** START Records shown **

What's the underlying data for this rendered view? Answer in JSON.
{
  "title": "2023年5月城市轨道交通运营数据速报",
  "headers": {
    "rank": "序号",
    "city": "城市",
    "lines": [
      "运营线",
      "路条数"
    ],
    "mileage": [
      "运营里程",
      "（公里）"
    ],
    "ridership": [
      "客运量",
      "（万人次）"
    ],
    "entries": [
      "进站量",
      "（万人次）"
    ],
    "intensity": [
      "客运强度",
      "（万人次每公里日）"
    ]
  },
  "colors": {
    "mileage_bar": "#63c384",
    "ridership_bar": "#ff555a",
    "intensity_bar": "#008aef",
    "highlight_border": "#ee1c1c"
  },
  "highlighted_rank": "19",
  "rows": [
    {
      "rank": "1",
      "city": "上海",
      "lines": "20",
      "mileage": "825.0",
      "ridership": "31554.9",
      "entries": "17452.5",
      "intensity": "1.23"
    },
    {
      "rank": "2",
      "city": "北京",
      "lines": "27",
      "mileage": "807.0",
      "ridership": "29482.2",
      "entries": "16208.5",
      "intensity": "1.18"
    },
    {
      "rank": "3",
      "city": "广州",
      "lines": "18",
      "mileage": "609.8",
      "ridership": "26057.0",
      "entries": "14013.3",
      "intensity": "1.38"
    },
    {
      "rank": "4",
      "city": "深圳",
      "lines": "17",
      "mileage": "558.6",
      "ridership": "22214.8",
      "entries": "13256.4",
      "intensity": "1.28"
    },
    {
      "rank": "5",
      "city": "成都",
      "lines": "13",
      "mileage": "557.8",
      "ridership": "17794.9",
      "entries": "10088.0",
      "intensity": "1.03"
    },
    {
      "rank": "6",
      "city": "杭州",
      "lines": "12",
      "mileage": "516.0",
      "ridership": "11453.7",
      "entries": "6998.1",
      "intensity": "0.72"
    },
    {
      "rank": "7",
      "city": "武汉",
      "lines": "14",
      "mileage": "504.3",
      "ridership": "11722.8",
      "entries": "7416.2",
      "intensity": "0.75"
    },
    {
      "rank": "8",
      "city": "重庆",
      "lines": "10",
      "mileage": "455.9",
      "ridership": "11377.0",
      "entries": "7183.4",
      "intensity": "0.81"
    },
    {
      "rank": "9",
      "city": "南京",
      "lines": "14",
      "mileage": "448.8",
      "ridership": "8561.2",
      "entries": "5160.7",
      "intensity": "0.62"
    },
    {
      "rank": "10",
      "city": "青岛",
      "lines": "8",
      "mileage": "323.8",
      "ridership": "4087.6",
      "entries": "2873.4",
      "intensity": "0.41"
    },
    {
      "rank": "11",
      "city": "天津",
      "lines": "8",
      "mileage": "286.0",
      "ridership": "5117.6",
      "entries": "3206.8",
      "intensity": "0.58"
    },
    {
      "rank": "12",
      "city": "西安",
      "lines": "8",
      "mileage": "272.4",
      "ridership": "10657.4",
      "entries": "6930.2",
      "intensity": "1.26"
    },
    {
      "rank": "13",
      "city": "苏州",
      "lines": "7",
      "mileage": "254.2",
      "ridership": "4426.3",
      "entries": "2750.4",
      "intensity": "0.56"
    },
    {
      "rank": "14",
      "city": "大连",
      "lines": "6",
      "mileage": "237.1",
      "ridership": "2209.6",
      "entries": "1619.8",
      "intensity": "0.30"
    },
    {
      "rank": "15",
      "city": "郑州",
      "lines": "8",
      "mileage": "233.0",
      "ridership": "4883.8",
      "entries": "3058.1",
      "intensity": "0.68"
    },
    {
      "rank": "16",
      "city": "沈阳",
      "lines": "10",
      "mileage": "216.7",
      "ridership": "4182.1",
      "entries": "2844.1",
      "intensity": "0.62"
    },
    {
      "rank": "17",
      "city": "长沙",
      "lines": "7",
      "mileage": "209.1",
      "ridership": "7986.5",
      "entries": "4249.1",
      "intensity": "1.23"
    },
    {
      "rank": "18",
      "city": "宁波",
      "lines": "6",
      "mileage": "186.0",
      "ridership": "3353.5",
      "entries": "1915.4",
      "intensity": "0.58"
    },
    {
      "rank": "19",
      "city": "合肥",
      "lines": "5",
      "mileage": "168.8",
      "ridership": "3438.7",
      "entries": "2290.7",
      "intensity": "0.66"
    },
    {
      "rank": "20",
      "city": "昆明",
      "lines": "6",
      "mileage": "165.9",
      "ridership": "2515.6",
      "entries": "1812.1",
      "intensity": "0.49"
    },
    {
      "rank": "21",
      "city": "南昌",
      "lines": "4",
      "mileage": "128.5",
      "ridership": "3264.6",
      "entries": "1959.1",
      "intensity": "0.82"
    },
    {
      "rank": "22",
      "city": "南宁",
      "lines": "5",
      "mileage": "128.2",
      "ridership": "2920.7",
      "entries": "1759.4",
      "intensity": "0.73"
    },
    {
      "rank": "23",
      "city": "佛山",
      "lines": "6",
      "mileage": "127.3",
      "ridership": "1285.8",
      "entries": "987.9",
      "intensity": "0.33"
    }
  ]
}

** END Records shown **

• [What is required] Each line above is to be repeated exactly.

• [Correct output]
What's the underlying data for this rendered view? Answer in JSON.
{
  "title": "2023年5月城市轨道交通运营数据速报",
  "headers": {
    "rank": "序号",
    "city": "城市",
    "lines": [
      "运营线",
      "路条数"
    ],
    "mileage": [
      "运营里程",
      "（公里）"
    ],
    "ridership": [
      "客运量",
      "（万人次）"
    ],
    "entries": [
      "进站量",
      "（万人次）"
    ],
    "intensity": [
      "客运强度",
      "（万人次每公里日）"
    ]
  },
  "colors": {
    "mileage_bar": "#63c384",
    "ridership_bar": "#ff555a",
    "intensity_bar": "#008aef",
    "highlight_border": "#ee1c1c"
  },
  "highlighted_rank": "19",
  "rows": [
    {
      "rank": "1",
      "city": "上海",
      "lines": "20",
      "mileage": "825.0",
      "ridership": "31554.9",
      "entries": "17452.5",
      "intensity": "1.23"
    },
    {
      "rank": "2",
      "city": "北京",
      "lines": "27",
      "mileage": "807.0",
      "ridership": "29482.2",
      "entries": "16208.5",
      "intensity": "1.18"
    },
    {
      "rank": "3",
      "city": "广州",
      "lines": "18",
      "mileage": "609.8",
      "ridership": "26057.0",
      "entries": "14013.3",
      "intensity": "1.38"
    },
    {
      "rank": "4",
      "city": "深圳",
      "lines": "17",
      "mileage": "558.6",
      "ridership": "22214.8",
      "entries": "13256.4",
      "intensity": "1.28"
    },
    {
      "rank": "5",
      "city": "成都",
      "lines": "13",
      "mileage": "557.8",
      "ridership": "17794.9",
      "entries": "10088.0",
      "intensity": "1.03"
    },
    {
      "rank": "6",
      "city": "杭州",
      "lines": "12",
      "mileage": "516.0",
      "ridership": "11453.7",
      "entries": "6998.1",
      "intensity": "0.72"
    },
    {
      "rank": "7",
      "city": "武汉",
      "lines": "14",
      "mileage": "504.3",
      "ridership": "11722.8",
      "entries": "7416.2",
      "intensity": "0.75"
    },
    {
      "rank": "8",
      "city": "重庆",
      "lines": "10",
      "mileage": "455.9",
      "ridership": "11377.0",
      "entries": "7183.4",
      "intensity": "0.81"
    },
    {
      "rank": "9",
      "city": "南京",
      "lines": "14",
      "mileage": "448.8",
      "ridership": "8561.2",
      "entries": "5160.7",
      "intensity": "0.62"
    },
    {
      "rank": "10",
      "city": "青岛",
      "lines": "8",
      "mileage": "323.8",
      "ridership": "4087.6",
      "entries": "2873.4",
      "intensity": "0.41"
    },
    {
      "rank": "11",
      "city": "天津",
      "lines": "8",
      "mileage": "286.0",
      "ridership": "5117.6",
      "entries": "3206.8",
      "intensity": "0.58"
    },
    {
      "rank": "12",
      "city": "西安",
      "lines": "8",
      "mileage": "272.4",
      "ridership": "10657.4",
      "entries": "6930.2",
      "intensity": "1.26"
    },
    {
      "rank": "13",
      "city": "苏州",
      "lines": "7",
      "mileage": "254.2",
      "ridership": "4426.3",
      "entries": "2750.4",
      "intensity": "0.56"
    },
    {
      "rank": "14",
      "city": "大连",
      "lines": "6",
      "mileage": "237.1",
      "ridership": "2209.6",
      "entries": "1619.8",
      "intensity": "0.30"
    },
    {
      "rank": "15",
      "city": "郑州",
      "lines": "8",
      "mileage": "233.0",
      "ridership": "4883.8",
      "entries": "3058.1",
      "intensity": "0.68"
    },
    {
      "rank": "16",
      "city": "沈阳",
      "lines": "10",
      "mileage": "216.7",
      "ridership": "4182.1",
      "entries": "2844.1",
      "intensity": "0.62"
    },
    {
      "rank": "17",
      "city": "长沙",
      "lines": "7",
      "mileage": "209.1",
      "ridership": "7986.5",
      "entries": "4249.1",
      "intensity": "1.23"
    },
    {
      "rank": "18",
      "city": "宁波",
      "lines": "6",
      "mileage": "186.0",
      "ridership": "3353.5",
      "entries": "1915.4",
      "intensity": "0.58"
    },
    {
      "rank": "19",
      "city": "合肥",
      "lines": "5",
      "mileage": "168.8",
      "ridership": "3438.7",
      "entries": "2290.7",
      "intensity": "0.66"
    },
    {
      "rank": "20",
      "city": "昆明",
      "lines": "6",
      "mileage": "165.9",
      "ridership": "2515.6",
      "entries": "1812.1",
      "intensity": "0.49"
    },
    {
      "rank": "21",
      "city": "南昌",
      "lines": "4",
      "mileage": "128.5",
      "ridership": "3264.6",
      "entries": "1959.1",
      "intensity": "0.82"
    },
    {
      "rank": "22",
      "city": "南宁",
      "lines": "5",
      "mileage": "128.2",
      "ridership": "2920.7",
      "entries": "1759.4",
      "intensity": "0.73"
    },
    {
      "rank": "23",
      "city": "佛山",
      "lines": "6",
      "mileage": "127.3",
      "ridership": "1285.8",
      "entries": "987.9",
      "intensity": "0.33"
    }
  ]
}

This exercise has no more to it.